___ Data for processing
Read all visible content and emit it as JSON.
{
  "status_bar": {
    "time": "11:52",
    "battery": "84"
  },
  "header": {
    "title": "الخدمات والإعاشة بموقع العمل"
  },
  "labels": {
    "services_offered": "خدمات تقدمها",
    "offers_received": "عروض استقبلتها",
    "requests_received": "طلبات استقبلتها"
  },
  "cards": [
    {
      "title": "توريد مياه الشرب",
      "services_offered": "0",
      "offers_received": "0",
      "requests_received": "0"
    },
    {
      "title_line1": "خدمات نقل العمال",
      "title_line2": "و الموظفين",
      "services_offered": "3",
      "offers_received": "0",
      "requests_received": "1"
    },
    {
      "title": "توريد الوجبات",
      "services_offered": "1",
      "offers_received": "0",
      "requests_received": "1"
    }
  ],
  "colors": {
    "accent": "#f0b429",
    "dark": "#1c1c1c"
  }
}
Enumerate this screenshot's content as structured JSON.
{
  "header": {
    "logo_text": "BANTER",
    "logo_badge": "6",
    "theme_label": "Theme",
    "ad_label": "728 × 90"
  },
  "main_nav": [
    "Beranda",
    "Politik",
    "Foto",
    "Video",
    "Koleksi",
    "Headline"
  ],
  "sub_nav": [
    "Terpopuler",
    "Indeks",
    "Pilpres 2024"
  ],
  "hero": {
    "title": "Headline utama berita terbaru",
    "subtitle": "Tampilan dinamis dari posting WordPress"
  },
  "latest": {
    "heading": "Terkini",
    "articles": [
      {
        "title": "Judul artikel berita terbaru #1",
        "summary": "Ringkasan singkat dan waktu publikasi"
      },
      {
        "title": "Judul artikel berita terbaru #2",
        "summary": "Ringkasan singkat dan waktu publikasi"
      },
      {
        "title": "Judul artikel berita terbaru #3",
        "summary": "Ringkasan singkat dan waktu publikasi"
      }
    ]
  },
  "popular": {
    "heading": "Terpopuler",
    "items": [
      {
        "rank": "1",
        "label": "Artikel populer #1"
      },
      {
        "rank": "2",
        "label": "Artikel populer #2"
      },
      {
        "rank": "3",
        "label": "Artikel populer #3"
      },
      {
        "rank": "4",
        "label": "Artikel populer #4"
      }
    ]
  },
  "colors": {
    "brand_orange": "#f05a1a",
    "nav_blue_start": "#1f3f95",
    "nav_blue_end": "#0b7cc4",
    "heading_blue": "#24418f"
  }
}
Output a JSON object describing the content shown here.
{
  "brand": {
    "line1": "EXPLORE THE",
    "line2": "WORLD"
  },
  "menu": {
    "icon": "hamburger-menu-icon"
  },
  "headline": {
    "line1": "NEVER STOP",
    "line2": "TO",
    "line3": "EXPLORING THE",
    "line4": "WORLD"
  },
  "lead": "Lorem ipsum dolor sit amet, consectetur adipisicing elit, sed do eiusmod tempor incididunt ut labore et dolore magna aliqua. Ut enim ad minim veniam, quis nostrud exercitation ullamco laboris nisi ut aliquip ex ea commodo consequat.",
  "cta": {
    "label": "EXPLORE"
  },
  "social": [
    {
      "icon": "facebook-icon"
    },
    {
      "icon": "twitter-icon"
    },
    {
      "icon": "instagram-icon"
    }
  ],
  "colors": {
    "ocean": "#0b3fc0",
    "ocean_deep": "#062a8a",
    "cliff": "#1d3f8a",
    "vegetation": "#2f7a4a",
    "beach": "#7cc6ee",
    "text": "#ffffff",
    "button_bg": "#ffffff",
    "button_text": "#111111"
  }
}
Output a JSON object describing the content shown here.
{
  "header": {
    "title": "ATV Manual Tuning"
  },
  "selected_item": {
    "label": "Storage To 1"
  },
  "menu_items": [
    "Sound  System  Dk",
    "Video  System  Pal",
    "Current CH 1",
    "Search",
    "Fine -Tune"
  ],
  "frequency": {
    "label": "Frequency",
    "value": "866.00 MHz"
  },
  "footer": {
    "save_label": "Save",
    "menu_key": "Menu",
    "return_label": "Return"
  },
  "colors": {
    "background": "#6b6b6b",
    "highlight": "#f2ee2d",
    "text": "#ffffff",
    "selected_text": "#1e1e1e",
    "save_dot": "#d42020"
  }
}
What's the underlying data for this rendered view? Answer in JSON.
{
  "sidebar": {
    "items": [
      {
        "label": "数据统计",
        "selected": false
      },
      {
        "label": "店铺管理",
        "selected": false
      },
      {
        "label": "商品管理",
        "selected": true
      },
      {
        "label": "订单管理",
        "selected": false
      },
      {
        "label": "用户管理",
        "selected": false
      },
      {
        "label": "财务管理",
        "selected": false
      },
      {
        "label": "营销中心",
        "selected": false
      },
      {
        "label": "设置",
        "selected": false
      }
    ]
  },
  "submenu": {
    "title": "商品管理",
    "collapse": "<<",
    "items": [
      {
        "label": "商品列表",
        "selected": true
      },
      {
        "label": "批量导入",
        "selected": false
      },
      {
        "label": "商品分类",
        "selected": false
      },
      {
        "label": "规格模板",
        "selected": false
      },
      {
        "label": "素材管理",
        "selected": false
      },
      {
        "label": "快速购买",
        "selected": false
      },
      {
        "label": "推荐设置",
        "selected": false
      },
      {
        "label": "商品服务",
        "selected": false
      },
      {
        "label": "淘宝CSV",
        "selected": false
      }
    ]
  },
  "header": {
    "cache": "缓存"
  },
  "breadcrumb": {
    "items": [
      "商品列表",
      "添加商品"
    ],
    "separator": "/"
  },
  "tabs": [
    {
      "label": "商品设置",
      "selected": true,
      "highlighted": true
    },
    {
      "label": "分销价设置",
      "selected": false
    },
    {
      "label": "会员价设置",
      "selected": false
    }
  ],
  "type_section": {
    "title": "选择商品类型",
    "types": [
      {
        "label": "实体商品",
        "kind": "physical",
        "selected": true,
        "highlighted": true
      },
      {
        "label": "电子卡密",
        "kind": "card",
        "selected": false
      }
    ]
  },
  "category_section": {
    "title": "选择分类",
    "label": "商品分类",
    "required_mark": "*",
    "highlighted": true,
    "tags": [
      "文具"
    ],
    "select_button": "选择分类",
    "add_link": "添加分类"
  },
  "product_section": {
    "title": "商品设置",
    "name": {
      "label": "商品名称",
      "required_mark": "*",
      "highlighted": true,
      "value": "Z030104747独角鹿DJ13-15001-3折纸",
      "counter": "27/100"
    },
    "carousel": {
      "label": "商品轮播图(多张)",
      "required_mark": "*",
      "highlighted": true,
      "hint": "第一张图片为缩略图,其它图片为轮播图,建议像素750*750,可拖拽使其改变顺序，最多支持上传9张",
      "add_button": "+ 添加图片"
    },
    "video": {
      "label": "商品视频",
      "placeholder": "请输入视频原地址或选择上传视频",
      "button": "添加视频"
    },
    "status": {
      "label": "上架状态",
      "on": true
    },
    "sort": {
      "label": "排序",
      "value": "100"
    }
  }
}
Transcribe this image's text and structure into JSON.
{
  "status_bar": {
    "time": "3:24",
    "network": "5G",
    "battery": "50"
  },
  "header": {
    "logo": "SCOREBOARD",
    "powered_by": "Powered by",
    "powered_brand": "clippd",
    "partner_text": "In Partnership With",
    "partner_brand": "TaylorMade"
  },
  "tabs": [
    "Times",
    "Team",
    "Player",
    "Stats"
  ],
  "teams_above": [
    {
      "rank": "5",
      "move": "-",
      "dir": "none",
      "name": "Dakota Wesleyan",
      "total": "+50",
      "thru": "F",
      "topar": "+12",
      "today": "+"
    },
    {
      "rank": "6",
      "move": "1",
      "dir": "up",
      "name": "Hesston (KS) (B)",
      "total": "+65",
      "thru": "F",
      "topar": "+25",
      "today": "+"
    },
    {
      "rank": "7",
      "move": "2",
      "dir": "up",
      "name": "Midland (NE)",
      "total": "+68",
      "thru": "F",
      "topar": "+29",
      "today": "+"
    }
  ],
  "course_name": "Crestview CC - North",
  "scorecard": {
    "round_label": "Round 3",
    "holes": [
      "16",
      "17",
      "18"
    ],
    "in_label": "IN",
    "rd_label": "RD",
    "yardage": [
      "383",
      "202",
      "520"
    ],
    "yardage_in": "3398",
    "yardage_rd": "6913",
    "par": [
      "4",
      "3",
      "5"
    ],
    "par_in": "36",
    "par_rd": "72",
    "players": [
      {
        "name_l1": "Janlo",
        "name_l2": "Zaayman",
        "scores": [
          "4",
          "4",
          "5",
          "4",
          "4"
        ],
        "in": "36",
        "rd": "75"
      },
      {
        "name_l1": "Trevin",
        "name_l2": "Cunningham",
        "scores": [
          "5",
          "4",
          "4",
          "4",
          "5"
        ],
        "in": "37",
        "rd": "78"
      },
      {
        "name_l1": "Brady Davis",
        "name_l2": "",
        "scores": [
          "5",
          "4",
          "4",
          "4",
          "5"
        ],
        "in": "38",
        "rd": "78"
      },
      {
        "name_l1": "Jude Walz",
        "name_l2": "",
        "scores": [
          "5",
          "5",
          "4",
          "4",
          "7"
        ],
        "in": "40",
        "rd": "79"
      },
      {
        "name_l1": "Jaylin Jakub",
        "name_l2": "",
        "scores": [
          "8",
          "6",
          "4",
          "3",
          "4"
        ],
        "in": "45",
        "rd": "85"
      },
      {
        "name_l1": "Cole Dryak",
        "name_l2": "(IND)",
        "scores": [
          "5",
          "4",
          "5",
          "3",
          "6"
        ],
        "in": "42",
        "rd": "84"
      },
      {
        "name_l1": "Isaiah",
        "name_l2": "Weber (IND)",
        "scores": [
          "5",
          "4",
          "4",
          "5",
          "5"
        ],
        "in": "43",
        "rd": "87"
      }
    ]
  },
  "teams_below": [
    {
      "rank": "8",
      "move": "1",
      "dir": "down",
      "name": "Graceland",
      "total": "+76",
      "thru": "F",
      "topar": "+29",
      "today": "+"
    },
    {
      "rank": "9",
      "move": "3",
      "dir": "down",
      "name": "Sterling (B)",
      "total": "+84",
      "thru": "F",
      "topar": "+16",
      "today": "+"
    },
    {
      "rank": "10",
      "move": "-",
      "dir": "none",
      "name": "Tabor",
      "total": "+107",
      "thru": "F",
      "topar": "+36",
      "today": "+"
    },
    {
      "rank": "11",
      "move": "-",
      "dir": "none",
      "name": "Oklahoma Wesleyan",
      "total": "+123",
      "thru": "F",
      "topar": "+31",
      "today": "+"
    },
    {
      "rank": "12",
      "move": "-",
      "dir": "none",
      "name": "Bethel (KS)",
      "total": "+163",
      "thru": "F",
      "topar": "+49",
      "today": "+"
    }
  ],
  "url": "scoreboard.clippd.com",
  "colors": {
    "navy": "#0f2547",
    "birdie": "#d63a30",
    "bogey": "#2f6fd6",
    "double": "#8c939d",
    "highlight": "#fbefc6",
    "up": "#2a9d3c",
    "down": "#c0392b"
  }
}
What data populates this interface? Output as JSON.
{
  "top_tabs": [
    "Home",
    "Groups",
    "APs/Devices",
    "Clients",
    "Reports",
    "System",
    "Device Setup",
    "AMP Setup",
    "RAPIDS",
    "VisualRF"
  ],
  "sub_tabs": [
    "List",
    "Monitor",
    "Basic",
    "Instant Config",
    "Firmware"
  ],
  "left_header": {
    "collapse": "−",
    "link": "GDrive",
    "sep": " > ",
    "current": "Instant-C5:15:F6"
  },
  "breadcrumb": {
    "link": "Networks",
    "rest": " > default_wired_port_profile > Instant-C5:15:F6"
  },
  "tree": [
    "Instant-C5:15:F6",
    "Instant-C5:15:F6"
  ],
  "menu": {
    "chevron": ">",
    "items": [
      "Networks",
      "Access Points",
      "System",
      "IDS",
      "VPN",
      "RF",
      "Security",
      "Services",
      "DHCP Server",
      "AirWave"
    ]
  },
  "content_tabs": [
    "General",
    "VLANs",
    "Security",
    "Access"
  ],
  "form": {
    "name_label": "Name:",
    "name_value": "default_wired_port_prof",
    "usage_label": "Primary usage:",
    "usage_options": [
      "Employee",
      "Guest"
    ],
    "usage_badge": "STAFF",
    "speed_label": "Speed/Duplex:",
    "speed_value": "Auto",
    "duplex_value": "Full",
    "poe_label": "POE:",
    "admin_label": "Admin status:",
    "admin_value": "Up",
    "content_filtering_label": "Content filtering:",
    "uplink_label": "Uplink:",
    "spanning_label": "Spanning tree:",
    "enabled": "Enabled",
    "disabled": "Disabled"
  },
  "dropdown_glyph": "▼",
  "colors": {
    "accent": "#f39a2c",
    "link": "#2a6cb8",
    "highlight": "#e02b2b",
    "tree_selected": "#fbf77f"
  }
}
______
- What you should do
Copy each line from the data above that includes "highlighted".

- Answer to the exercise
      "highlighted": true
        "highlighted": true
    "highlighted": true,
      "highlighted": true,
      "highlighted": true,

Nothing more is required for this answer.